# [Task to carry out]
What follows is a set of records; repeat them exactly, without the pictures.

# [Records from a dataset]
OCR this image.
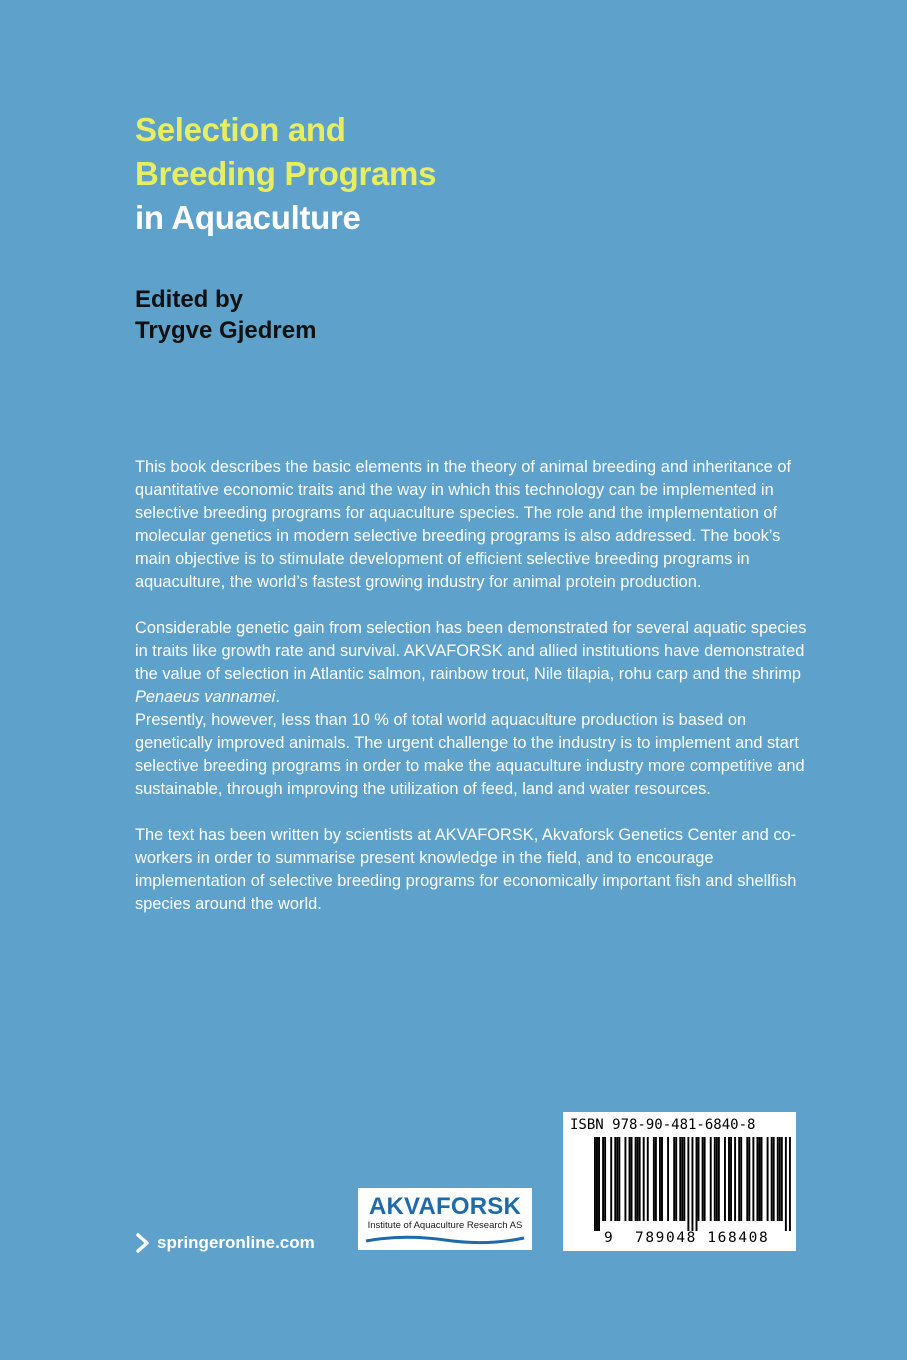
Selection and
Breeding Programs
in Aquaculture
Edited by
Trygve Gjedrem

This book describes the basic elements in the theory of animal breeding and inheritance of quantitative economic traits and the way in which this technology can be implemented in selective breeding programs for aquaculture species. The role and the implementation of molecular genetics in modern selective breeding programs is also addressed. The book’s main objective is to stimulate development of efficient selective breeding programs in aquaculture, the world’s fastest growing industry for animal protein production.

Considerable genetic gain from selection has been demonstrated for several aquatic species in traits like growth rate and survival. AKVAFORSK and allied institutions have demonstrated the value of selection in Atlantic salmon, rainbow trout, Nile tilapia, rohu carp and the shrimp Penaeus vannamei.

Presently, however, less than 10 % of total world aquaculture production is based on genetically improved animals. The urgent challenge to the industry is to implement and start selective breeding programs in order to make the aquaculture industry more competitive and sustainable, through improving the utilization of feed, land and water resources.

The text has been written by scientists at AKVAFORSK, Akvaforsk Genetics Center and co-workers in order to summarise present knowledge in the field, and to encourage implementation of selective breeding programs for economically important fish and shellfish species around the world.

springeronline.com
AKVAFORSK
Institute of Aquaculture Research AS
ISBN 978-90-481-6840-8
9 789048 168408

# [Your solution]
OCR this image.
Selection and
Breeding Programs
in Aquaculture
Edited by
Trygve Gjedrem

This book describes the basic elements in the theory of animal breeding and inheritance of quantitative economic traits and the way in which this technology can be implemented in selective breeding programs for aquaculture species. The role and the implementation of molecular genetics in modern selective breeding programs is also addressed. The book’s main objective is to stimulate development of efficient selective breeding programs in aquaculture, the world’s fastest growing industry for animal protein production.

Considerable genetic gain from selection has been demonstrated for several aquatic species in traits like growth rate and survival. AKVAFORSK and allied institutions have demonstrated the value of selection in Atlantic salmon, rainbow trout, Nile tilapia, rohu carp and the shrimp Penaeus vannamei.

Presently, however, less than 10 % of total world aquaculture production is based on genetically improved animals. The urgent challenge to the industry is to implement and start selective breeding programs in order to make the aquaculture industry more competitive and sustainable, through improving the utilization of feed, land and water resources.

The text has been written by scientists at AKVAFORSK, Akvaforsk Genetics Center and co-workers in order to summarise present knowledge in the field, and to encourage implementation of selective breeding programs for economically important fish and shellfish species around the world.

springeronline.com
AKVAFORSK
Institute of Aquaculture Research AS
ISBN 978-90-481-6840-8
9 789048 168408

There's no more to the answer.